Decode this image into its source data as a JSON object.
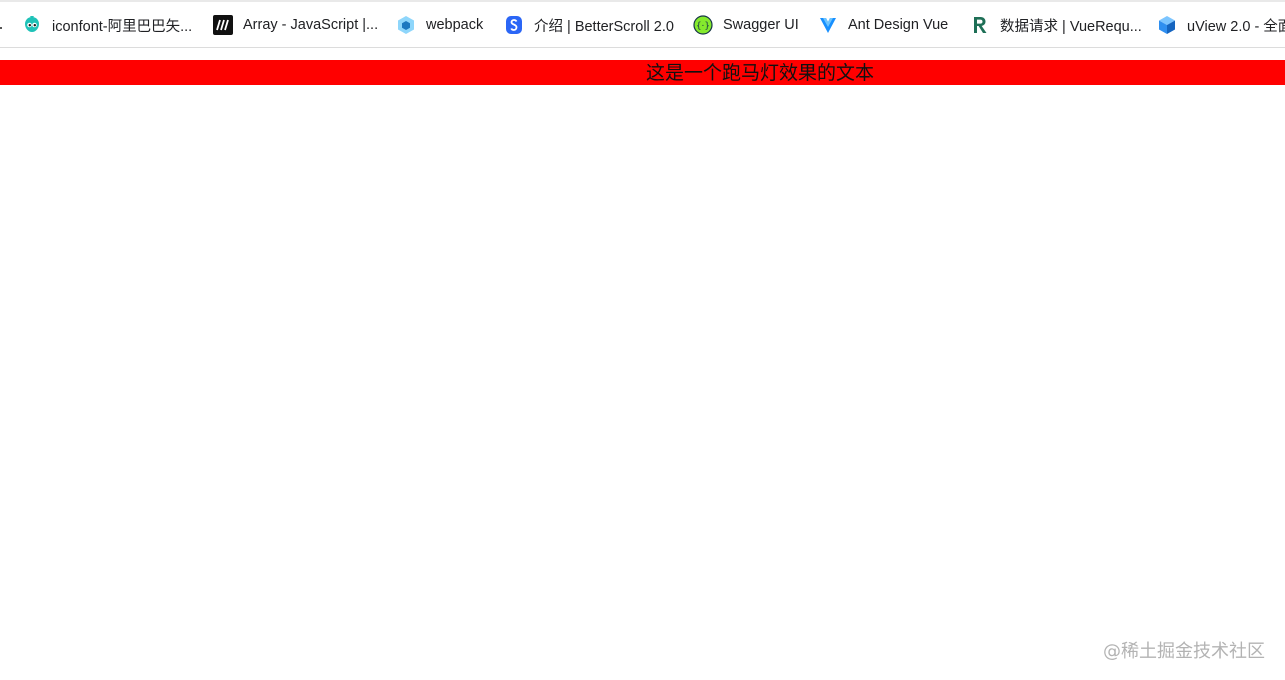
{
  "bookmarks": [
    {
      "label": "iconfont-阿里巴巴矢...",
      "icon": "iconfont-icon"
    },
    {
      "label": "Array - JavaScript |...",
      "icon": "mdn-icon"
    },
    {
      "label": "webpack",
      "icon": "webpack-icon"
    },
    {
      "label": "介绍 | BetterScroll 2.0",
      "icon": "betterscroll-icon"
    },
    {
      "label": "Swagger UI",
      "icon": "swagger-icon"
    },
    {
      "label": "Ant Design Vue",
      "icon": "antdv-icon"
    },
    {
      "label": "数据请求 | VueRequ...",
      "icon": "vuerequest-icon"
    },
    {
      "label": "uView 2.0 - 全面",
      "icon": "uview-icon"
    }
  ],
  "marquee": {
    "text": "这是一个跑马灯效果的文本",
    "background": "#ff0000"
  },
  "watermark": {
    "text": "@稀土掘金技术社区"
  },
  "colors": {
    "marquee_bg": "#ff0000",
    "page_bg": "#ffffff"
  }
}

= = = =

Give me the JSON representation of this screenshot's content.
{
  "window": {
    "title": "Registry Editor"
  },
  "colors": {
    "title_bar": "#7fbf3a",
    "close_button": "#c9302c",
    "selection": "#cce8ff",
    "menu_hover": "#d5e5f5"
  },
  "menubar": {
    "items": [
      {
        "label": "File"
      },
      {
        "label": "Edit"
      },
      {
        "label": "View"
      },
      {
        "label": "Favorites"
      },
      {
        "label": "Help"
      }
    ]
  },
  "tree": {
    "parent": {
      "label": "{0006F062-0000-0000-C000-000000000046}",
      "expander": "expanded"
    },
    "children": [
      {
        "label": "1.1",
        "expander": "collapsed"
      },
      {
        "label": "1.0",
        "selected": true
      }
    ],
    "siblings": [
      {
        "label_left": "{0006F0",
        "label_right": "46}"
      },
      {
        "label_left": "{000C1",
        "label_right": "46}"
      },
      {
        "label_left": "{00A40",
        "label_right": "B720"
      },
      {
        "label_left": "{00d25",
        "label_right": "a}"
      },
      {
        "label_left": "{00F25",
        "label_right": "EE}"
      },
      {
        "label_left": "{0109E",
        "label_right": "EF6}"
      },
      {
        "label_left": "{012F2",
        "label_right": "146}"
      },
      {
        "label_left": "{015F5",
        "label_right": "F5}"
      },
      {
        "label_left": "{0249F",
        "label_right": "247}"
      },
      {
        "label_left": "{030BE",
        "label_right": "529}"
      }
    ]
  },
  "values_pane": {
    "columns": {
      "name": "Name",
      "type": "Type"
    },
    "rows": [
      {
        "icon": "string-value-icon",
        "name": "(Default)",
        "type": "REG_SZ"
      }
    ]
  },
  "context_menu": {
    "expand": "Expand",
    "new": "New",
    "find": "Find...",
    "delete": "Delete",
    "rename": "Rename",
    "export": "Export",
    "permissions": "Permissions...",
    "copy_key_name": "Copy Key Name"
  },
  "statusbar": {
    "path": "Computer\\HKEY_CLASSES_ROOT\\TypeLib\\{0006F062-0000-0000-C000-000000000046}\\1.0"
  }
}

= = = =

Find each line holding "this". Copy it out.

Decode this image into its source data as a JSON object.
Give me the JSON representation of this screenshot's content.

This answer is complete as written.